▶ **SOURCE**:
----

“It’s really a wonder that I haven’t dropped all my ideals, because they seem so absurd and impossible to carry out. Yet I keep them, because in spite of everything, I still believe that people are really good at heart.” –Anne Frank, The Diary of a Young Girl
Oh no. Not again. I’m on the way to a band competition to watch my daughter, and my son has just texted me that there has been a terrorist attack in Paris. What? I ask my teenage son to make sure that my 6-year-old is not watching. We live in a world of hate and despair. Although my teenager is well aware that true diabolical evil exists, I still want to protect my youngest innocent heart as long as I can. And, judging by the way the world is going, that won’t be long.
I find myself fighting back the tears in the truck as we make our way down the interstate. I allow myself to imagine the night in Paris. That could’ve been any of us there. While innocent people were having dinner and enjoying a night of music and football with friends and family, they were murdered. They were plotted against…hunted. Months before it actually took place, these people, these PEOPLE were breathing, loving, fearful and wonderful. They were living their lives with the hopes that everyone has. I’m sure some hoped to fall in love. To feel the nervousness when you see that someone walk into the room, and to have the guts to go over and talk to them. I bet others yearned for families. To fill their empty arms with children and feel the heartbeat of a newborn who has their daddy’s eyes. I’m sure some of these people had laughs that could light up a room, or a tenderness about them that could heal even the hardest heart. I bet they could’ve been our friends. They were the friends of others. The world will never get to know what will become of them. They are but shadows of those who walked this place.

----

▶ **MATERIAL SUPPLIED**:
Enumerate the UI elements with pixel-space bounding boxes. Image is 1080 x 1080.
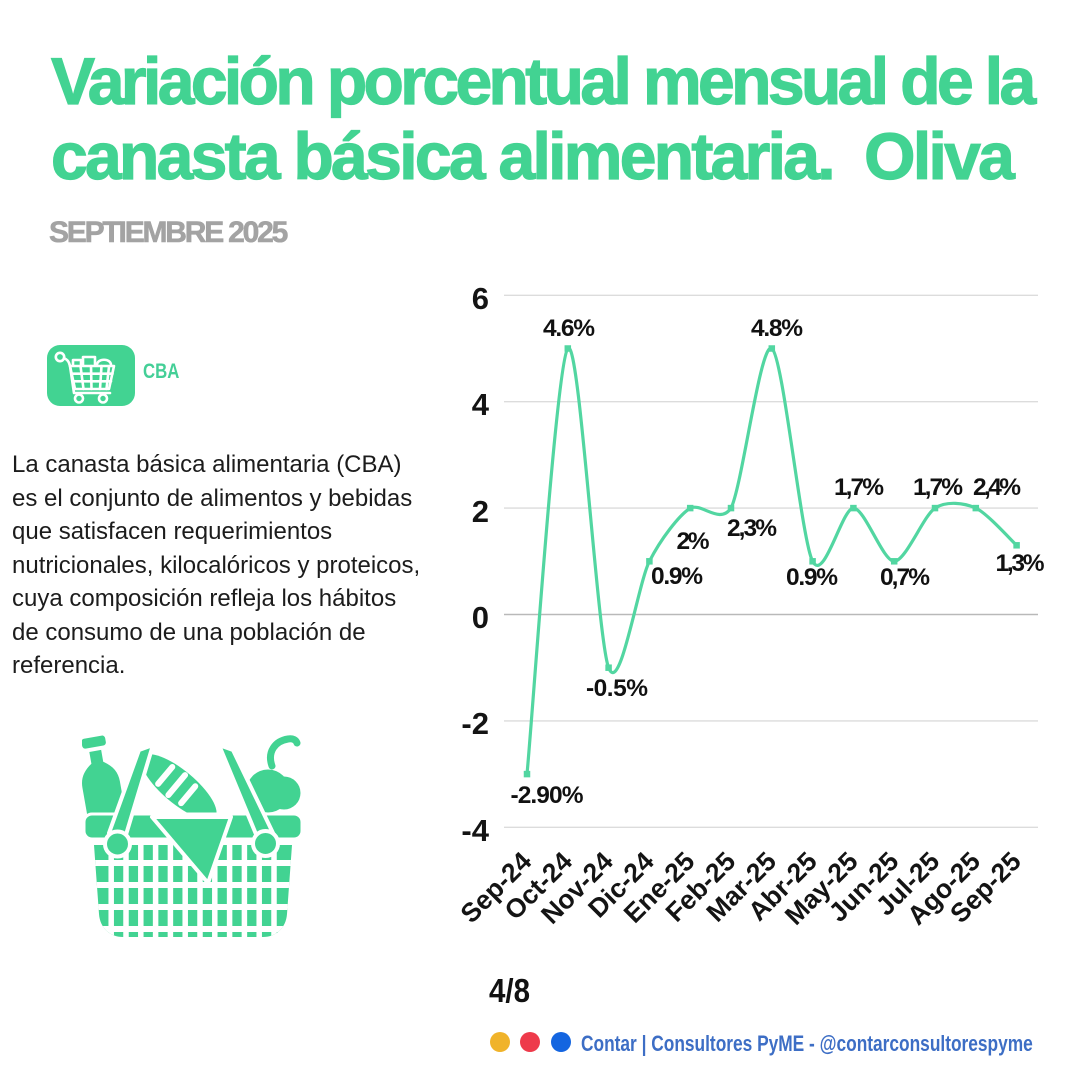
svg-text:-2.90%: -2.90% — [511, 782, 584, 809]
svg-text:-4: -4 — [461, 813, 489, 848]
svg-text:0,7%: 0,7% — [880, 564, 930, 591]
svg-text:4: 4 — [472, 387, 490, 422]
svg-text:2,4%: 2,4% — [973, 474, 1021, 501]
svg-text:1,7%: 1,7% — [834, 474, 884, 501]
svg-text:0.9%: 0.9% — [786, 564, 838, 591]
svg-text:6: 6 — [472, 281, 489, 316]
svg-text:2: 2 — [472, 494, 489, 529]
svg-text:2,3%: 2,3% — [727, 515, 777, 542]
svg-text:4/8: 4/8 — [489, 972, 530, 1009]
svg-text:0: 0 — [472, 600, 489, 635]
svg-text:1,7%: 1,7% — [913, 474, 963, 501]
svg-text:4.8%: 4.8% — [751, 315, 803, 342]
svg-text:4.6%: 4.6% — [543, 315, 595, 342]
svg-text:-0.5%: -0.5% — [586, 675, 648, 702]
svg-text:-2: -2 — [461, 706, 489, 741]
svg-text:0.9%: 0.9% — [651, 563, 703, 590]
svg-text:2%: 2% — [677, 528, 710, 555]
svg-text:1,3%: 1,3% — [996, 550, 1045, 577]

----

▶ **TASK LIST**:
1/ In the essay on the Paris attack, where is the writer going when the son's text arrives?
2/ In the essay on the Paris attack, list every word in the sentence beginning "Months before it actually took place" that describes what the people were.

▶ **OUTPUTS**:
1/ To a band competition to watch the writer's daughter.

2/ breathing, loving, fearful, wonderful